[Data extracted from a collection]
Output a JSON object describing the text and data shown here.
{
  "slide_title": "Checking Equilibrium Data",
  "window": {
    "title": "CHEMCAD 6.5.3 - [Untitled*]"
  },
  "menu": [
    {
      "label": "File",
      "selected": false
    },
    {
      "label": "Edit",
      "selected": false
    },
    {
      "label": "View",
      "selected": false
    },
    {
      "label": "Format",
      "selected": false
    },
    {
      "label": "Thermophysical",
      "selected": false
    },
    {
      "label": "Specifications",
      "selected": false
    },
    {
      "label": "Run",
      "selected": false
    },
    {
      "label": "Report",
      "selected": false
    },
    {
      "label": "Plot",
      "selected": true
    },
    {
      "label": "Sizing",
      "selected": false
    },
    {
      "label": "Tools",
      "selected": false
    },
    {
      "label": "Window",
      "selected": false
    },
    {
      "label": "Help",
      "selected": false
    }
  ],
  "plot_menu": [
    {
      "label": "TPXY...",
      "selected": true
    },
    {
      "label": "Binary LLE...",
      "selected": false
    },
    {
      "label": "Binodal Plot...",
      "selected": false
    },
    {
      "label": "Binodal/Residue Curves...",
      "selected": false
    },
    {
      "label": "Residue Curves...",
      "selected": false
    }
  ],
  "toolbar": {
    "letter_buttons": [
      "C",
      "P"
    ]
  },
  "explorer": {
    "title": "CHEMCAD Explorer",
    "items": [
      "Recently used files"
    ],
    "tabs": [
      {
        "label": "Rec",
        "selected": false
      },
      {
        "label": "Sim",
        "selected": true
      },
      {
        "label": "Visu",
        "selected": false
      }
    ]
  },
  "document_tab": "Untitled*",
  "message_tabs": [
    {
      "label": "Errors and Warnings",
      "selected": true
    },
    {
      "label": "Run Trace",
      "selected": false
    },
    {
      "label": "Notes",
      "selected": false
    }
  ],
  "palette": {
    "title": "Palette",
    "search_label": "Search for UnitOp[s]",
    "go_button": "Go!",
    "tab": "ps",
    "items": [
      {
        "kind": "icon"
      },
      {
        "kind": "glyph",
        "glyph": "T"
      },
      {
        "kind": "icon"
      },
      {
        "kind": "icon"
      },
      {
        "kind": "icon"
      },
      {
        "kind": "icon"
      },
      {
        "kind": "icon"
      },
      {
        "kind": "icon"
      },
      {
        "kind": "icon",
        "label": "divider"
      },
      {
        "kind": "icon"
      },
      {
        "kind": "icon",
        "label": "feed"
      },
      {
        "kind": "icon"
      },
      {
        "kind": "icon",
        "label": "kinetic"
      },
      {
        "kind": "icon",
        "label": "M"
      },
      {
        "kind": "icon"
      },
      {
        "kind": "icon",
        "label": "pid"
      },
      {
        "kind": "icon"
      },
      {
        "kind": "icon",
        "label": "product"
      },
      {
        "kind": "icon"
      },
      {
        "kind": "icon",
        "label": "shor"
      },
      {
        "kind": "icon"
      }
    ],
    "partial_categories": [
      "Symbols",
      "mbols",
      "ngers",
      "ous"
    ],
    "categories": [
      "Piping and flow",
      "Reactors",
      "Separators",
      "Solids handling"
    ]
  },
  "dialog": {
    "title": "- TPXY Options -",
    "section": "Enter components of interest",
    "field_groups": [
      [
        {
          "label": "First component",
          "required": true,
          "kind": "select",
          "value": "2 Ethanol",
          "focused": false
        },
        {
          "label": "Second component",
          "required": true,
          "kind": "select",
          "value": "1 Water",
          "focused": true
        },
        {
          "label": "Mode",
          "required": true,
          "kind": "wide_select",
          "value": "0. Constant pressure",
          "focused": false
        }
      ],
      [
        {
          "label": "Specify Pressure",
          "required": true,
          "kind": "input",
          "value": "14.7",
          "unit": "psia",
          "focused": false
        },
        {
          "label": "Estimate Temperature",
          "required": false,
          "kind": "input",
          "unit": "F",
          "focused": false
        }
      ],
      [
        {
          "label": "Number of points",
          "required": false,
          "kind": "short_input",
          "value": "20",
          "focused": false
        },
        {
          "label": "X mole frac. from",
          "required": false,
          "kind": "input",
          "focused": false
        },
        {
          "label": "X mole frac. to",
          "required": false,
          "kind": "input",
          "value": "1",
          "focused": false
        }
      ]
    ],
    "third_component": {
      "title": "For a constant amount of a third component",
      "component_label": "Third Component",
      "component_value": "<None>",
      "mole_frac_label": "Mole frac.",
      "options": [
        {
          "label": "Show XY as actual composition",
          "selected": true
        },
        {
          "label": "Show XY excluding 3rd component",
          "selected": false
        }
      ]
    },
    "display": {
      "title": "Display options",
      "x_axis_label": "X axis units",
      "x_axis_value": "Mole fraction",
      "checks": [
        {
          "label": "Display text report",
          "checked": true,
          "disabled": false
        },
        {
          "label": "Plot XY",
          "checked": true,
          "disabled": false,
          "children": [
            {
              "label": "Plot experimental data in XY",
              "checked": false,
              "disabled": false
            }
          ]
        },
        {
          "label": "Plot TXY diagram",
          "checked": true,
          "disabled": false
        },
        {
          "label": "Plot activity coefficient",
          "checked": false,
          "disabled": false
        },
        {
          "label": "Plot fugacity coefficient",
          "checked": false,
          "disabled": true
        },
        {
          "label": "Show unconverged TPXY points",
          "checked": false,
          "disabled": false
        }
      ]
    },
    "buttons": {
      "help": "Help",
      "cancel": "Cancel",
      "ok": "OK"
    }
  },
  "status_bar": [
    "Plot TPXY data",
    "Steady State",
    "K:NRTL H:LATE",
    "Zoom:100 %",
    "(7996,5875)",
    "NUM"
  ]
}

* [Requirements]:
Pick out every line above that contains the word "Residue" and copy it.

* [Answer to this problem]:
      "label": "Binodal/Residue Curves...",
      "label": "Residue Curves...",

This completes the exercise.